*Objective*: Where a line of the listing below includes the word "sexo", reproduce that line.

==== Exercise materials ====

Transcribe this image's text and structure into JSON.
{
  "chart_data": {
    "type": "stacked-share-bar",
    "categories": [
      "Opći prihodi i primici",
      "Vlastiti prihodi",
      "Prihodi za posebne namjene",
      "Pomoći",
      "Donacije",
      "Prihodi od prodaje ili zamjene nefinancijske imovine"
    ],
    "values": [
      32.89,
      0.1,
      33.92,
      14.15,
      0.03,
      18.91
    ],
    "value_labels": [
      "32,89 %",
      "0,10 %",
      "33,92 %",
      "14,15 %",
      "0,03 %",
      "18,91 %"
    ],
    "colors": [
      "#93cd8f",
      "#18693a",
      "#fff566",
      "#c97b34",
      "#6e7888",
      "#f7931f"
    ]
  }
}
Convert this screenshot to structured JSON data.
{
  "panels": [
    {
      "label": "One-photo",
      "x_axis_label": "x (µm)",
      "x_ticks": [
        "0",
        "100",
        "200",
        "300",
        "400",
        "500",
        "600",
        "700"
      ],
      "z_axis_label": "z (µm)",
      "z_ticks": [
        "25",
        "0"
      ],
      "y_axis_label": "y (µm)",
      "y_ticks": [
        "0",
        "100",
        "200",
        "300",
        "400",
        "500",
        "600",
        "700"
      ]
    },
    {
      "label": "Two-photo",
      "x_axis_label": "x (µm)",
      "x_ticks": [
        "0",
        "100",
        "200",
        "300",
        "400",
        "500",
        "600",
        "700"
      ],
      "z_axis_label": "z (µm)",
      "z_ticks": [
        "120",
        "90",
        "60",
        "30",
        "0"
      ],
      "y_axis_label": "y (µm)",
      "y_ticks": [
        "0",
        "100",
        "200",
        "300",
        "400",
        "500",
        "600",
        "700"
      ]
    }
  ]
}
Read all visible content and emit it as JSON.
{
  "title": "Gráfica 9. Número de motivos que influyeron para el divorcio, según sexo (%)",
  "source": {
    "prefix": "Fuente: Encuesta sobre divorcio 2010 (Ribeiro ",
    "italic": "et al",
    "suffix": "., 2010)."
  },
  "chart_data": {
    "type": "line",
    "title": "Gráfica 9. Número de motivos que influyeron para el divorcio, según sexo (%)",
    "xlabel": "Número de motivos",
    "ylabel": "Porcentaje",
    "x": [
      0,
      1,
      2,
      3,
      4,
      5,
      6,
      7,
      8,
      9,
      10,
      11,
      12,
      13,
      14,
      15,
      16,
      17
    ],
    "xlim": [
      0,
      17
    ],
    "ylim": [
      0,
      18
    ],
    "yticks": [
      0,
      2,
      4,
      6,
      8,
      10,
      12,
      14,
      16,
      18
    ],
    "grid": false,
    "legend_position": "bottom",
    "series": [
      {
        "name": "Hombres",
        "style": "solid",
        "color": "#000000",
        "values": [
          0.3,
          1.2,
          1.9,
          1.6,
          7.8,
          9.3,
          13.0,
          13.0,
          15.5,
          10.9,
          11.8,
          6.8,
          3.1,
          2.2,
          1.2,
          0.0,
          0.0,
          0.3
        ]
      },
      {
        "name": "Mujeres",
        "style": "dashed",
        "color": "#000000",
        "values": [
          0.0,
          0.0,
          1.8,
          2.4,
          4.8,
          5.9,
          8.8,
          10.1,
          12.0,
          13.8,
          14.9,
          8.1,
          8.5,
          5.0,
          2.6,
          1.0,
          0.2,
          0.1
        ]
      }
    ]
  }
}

====
==== Exercise materials ====

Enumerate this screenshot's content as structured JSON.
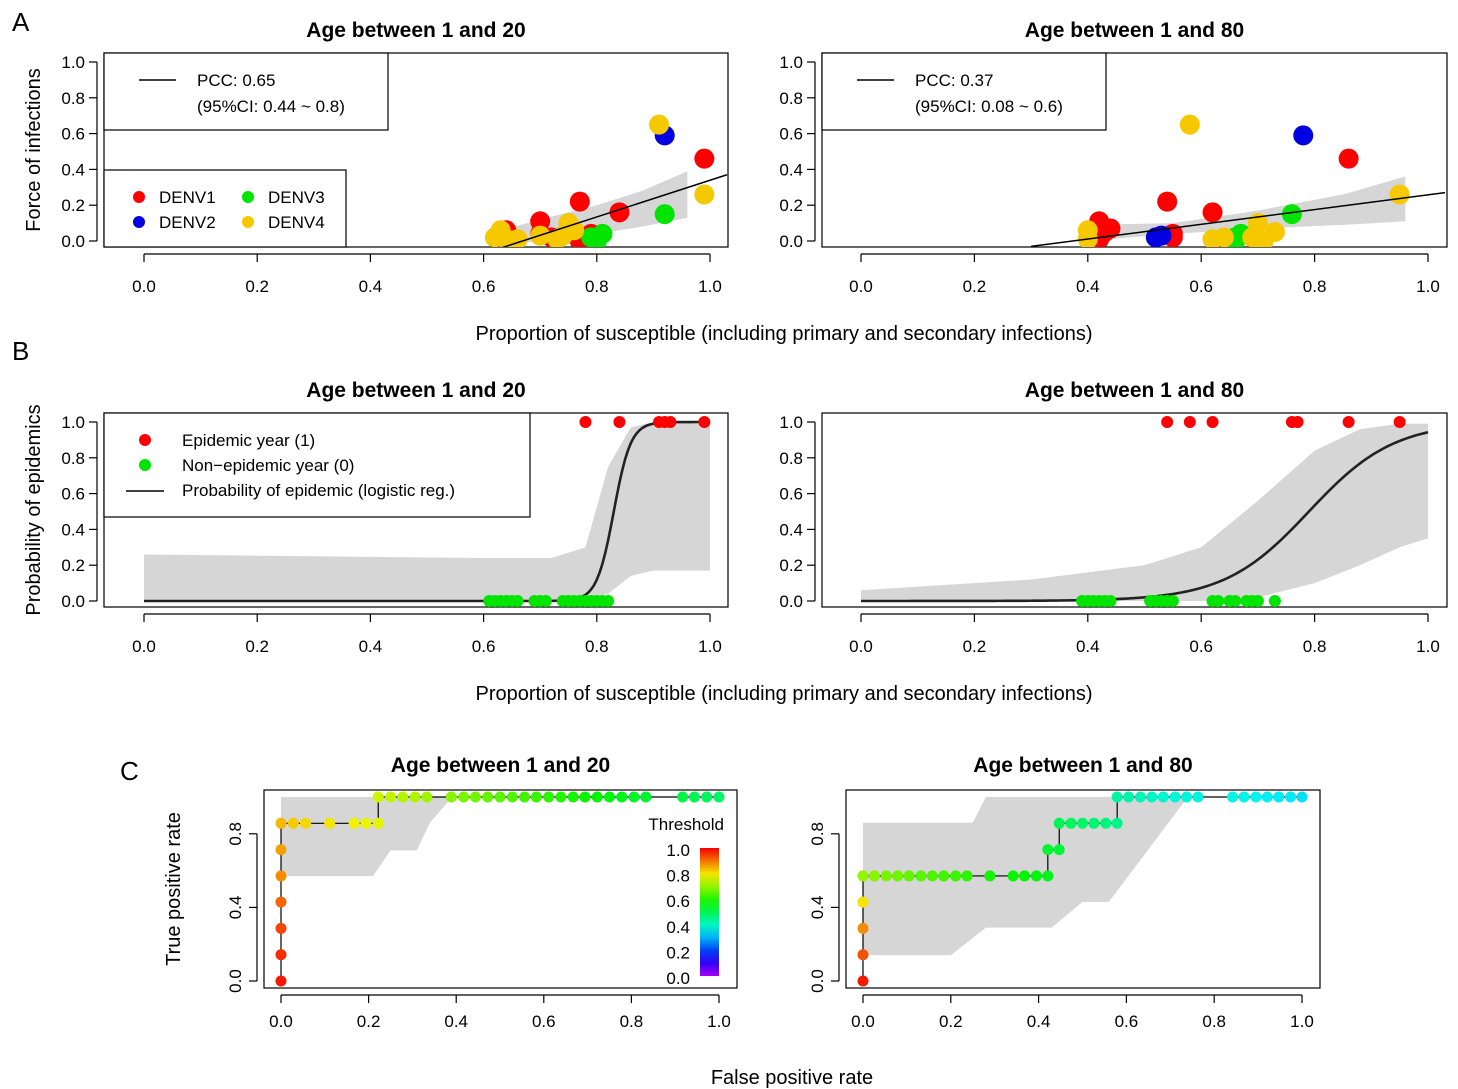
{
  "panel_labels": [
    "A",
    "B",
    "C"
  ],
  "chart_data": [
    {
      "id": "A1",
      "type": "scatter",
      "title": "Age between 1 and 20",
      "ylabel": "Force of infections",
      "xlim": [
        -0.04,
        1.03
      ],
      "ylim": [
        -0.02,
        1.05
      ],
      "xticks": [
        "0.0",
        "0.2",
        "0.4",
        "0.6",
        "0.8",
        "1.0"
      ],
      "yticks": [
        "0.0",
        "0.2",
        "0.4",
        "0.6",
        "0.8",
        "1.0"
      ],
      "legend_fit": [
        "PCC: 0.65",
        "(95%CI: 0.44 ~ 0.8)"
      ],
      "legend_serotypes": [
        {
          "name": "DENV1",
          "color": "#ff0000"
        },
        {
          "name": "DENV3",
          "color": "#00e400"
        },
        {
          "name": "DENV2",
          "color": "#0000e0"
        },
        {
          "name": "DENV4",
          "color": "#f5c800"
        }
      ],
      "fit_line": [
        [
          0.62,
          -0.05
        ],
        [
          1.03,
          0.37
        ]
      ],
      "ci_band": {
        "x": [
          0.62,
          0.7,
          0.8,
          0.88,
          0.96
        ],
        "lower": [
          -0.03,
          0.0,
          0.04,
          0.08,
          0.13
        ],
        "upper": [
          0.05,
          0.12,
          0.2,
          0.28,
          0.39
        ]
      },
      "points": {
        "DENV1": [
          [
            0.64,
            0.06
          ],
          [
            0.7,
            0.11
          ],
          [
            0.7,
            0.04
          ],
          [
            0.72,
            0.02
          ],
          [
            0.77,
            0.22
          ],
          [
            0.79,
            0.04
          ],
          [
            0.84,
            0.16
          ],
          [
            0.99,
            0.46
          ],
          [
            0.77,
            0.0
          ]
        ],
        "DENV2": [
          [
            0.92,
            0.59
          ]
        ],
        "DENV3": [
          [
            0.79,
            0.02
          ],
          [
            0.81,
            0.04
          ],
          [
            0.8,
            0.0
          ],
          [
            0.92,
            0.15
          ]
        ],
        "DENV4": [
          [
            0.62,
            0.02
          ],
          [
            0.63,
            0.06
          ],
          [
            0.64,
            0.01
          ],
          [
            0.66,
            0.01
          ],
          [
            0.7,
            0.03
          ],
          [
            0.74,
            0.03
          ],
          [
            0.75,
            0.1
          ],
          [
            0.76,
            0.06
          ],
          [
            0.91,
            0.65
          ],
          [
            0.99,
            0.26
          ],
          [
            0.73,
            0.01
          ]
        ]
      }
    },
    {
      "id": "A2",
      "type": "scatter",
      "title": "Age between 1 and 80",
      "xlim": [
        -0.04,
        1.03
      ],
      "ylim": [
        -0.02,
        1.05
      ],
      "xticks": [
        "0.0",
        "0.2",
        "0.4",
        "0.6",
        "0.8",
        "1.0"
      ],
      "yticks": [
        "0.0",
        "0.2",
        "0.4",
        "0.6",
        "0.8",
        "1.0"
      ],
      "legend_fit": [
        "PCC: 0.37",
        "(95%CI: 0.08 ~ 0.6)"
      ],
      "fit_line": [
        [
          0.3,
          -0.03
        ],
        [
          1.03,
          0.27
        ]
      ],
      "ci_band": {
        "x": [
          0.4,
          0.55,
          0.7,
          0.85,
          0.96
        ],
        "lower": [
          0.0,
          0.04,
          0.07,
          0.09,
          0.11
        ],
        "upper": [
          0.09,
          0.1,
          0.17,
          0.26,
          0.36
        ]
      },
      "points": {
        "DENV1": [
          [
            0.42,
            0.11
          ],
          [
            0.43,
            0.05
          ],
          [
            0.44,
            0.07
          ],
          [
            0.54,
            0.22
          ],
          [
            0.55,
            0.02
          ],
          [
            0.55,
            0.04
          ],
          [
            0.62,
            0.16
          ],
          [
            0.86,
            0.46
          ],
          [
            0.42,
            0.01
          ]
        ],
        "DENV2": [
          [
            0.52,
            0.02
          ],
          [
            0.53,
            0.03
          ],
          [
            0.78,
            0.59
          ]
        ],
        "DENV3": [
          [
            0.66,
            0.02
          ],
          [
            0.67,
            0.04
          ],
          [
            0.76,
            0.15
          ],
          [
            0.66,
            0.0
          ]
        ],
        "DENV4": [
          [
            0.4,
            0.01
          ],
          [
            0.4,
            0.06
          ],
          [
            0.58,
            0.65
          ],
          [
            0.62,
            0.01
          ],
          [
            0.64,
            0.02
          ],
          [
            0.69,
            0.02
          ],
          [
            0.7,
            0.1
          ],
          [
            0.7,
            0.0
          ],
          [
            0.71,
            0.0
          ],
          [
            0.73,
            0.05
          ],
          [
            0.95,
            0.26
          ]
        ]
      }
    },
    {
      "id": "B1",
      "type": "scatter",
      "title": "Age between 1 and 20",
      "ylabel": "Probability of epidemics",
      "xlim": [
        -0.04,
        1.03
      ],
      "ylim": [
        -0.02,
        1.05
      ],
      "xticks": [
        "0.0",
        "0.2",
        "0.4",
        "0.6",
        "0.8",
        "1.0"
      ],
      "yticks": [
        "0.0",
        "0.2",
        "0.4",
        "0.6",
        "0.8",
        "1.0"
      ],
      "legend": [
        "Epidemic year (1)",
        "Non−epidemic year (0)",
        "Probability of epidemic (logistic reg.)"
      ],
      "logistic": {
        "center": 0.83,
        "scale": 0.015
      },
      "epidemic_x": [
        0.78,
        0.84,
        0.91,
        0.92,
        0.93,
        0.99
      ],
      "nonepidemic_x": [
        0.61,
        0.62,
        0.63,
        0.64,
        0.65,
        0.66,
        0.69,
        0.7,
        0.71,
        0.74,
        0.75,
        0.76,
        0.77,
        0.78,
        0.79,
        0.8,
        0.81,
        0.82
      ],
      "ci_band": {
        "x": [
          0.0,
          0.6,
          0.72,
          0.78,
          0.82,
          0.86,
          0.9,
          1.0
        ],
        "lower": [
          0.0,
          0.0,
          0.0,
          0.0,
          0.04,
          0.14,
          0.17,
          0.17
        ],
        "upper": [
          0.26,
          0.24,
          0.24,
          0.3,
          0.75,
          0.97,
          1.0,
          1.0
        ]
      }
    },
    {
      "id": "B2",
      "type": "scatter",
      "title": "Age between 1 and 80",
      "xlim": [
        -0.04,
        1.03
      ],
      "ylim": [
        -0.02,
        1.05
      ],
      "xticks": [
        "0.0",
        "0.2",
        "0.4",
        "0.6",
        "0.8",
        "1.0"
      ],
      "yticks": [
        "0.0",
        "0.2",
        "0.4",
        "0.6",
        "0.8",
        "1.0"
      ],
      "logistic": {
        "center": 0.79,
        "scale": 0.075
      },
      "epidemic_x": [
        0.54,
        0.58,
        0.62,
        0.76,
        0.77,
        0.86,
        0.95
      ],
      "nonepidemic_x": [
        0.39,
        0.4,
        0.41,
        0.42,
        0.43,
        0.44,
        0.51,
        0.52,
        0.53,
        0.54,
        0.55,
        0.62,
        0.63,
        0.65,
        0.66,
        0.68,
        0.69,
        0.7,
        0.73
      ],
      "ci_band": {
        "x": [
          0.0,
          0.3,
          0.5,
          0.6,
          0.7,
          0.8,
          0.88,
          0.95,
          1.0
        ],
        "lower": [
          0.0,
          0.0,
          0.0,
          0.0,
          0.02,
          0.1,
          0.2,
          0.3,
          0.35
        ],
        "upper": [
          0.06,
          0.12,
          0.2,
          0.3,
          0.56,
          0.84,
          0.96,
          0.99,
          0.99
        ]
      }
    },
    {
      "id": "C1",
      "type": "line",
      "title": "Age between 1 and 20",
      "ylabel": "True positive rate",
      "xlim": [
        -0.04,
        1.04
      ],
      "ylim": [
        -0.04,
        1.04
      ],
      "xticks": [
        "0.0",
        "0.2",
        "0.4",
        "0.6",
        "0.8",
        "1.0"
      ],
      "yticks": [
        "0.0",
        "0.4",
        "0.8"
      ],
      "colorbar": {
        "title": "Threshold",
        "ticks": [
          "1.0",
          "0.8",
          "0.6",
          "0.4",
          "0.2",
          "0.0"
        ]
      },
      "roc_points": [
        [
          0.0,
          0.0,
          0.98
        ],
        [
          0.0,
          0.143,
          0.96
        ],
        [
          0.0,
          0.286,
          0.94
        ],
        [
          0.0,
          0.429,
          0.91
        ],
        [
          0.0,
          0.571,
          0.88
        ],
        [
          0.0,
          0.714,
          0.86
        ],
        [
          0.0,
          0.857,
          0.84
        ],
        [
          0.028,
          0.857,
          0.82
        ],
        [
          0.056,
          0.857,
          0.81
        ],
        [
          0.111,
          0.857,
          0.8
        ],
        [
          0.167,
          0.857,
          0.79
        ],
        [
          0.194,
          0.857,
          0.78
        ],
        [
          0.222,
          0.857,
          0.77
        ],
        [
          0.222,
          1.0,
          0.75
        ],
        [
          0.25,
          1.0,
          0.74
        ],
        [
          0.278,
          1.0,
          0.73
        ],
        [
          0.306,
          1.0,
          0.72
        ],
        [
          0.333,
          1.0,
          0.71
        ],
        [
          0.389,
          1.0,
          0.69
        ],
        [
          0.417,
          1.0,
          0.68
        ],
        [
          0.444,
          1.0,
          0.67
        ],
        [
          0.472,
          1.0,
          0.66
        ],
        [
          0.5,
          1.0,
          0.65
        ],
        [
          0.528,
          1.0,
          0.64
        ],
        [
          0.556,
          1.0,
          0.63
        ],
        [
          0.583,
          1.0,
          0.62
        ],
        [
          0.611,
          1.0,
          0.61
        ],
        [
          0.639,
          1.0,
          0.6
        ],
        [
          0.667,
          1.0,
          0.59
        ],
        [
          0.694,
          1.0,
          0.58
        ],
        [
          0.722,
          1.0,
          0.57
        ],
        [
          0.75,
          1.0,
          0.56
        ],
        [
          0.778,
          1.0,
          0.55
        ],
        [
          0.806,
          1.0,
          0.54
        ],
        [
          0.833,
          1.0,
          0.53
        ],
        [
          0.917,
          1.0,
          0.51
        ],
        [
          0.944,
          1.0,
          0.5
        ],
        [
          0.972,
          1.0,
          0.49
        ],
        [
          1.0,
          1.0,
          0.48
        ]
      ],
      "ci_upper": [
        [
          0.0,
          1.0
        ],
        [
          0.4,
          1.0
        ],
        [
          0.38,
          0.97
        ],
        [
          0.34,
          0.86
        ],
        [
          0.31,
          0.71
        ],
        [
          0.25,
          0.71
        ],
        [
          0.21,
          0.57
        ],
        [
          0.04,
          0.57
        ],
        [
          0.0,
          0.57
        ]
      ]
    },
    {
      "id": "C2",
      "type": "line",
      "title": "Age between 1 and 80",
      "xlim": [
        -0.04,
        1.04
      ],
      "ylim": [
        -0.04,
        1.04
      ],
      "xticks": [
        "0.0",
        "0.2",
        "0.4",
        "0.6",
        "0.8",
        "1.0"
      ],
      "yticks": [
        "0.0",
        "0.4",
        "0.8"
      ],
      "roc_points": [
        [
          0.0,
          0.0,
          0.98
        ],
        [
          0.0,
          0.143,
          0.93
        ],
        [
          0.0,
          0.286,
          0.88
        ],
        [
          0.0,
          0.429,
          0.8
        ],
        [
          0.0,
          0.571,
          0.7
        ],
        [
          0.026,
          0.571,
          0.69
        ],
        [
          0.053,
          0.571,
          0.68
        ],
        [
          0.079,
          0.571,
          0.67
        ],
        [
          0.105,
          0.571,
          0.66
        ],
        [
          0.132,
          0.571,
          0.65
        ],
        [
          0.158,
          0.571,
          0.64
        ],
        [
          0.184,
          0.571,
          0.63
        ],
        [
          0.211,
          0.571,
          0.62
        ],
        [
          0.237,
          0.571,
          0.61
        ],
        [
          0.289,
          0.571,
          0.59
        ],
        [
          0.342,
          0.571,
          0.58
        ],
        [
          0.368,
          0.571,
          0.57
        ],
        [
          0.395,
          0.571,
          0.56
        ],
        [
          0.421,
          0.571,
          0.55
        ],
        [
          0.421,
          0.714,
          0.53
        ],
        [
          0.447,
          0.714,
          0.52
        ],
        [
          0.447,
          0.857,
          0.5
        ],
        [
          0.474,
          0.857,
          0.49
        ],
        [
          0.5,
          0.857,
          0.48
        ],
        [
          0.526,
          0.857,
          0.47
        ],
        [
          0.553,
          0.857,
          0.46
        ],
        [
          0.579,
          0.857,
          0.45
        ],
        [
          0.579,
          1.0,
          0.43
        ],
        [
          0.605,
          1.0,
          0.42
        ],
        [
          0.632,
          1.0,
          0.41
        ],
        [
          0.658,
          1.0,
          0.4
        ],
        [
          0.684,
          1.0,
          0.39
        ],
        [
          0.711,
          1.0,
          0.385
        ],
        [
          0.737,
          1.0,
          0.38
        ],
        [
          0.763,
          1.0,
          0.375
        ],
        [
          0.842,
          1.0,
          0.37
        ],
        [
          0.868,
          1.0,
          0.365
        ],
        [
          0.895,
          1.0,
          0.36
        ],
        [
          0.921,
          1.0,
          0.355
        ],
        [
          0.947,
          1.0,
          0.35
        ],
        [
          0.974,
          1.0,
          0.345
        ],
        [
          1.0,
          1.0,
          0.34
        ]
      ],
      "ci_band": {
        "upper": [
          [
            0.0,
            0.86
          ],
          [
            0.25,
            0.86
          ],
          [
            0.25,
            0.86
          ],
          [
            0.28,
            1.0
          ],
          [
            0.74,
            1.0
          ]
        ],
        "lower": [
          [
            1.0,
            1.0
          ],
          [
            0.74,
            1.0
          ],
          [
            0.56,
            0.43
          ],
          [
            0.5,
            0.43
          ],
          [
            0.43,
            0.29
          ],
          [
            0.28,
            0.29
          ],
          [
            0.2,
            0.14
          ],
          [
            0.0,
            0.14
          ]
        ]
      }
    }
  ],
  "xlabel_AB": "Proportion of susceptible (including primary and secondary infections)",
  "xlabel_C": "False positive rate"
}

====

*Result of this task*:
  "title": "Gráfica 9. Número de motivos que influyeron para el divorcio, según sexo (%)",
    "title": "Gráfica 9. Número de motivos que influyeron para el divorcio, según sexo (%)",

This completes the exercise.